- Exercise task: Put everything from the first row down to the row containing "thumbs-up-icon <box>638 101 672 135</box>" into a numbered list, skipping any blank lines.

━━━

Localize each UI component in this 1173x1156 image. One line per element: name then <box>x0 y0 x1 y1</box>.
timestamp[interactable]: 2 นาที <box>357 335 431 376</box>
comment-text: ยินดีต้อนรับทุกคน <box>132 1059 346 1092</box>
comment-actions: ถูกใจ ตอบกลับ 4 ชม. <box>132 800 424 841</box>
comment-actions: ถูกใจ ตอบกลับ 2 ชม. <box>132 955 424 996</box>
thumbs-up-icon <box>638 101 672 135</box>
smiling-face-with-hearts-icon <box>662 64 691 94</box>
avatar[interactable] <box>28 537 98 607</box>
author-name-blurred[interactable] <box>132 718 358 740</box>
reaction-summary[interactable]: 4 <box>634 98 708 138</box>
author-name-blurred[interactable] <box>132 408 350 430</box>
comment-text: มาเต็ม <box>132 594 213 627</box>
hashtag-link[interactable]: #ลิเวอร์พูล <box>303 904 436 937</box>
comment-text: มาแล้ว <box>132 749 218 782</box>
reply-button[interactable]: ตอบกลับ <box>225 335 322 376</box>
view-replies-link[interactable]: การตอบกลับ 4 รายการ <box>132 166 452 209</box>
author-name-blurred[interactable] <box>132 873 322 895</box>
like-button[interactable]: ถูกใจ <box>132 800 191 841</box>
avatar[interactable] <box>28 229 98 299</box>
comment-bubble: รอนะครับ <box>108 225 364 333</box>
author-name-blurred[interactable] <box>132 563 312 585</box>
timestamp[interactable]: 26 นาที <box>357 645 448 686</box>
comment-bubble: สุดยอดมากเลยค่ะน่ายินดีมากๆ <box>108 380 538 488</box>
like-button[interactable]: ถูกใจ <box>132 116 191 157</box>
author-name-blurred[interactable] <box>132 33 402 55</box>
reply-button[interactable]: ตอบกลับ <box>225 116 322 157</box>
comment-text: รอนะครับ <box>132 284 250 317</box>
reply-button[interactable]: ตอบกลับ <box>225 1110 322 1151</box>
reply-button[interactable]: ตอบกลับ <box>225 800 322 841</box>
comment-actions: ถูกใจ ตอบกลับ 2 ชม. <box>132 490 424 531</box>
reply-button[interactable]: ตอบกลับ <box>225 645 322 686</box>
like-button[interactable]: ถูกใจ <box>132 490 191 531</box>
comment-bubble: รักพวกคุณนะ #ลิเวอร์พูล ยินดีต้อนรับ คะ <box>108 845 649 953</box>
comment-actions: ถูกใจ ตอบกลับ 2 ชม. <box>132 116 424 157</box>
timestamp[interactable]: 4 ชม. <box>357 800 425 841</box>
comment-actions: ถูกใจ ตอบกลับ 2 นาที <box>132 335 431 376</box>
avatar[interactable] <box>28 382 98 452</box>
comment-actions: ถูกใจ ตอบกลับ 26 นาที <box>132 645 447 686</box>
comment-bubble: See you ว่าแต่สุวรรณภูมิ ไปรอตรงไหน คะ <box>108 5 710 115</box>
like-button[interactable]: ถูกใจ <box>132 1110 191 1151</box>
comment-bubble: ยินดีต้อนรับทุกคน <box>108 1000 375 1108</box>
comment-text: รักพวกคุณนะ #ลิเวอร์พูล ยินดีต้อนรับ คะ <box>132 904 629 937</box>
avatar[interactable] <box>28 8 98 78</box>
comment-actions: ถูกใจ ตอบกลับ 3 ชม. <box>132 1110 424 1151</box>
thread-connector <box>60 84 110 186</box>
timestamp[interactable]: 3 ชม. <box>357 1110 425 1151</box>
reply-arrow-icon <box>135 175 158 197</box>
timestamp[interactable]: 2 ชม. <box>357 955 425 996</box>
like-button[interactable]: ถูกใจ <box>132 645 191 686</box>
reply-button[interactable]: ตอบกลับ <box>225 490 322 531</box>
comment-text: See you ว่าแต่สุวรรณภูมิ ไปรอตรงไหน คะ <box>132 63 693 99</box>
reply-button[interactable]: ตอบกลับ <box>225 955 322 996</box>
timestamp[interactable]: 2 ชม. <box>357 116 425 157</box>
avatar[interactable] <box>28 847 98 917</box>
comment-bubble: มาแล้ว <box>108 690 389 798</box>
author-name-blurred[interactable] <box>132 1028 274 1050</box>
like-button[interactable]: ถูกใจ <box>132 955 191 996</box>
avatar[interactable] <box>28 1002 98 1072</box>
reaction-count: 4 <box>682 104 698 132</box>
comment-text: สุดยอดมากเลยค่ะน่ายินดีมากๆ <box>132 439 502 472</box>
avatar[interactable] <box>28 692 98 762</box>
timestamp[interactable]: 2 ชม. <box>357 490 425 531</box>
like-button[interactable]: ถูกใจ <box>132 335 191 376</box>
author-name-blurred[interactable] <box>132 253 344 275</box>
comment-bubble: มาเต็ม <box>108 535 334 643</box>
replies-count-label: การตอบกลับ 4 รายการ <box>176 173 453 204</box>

━━━

- Exercise result:
1. Localize each UI component in this 1173x1156 image. One line per element: name then <box>x0 y0 x1 y1</box>.
2. timestamp[interactable]: 2 นาที <box>357 335 431 376</box>
3. comment-text: ยินดีต้อนรับทุกคน <box>132 1059 346 1092</box>
4. comment-actions: ถูกใจ ตอบกลับ 4 ชม. <box>132 800 424 841</box>
5. comment-actions: ถูกใจ ตอบกลับ 2 ชม. <box>132 955 424 996</box>
6. thumbs-up-icon <box>638 101 672 135</box>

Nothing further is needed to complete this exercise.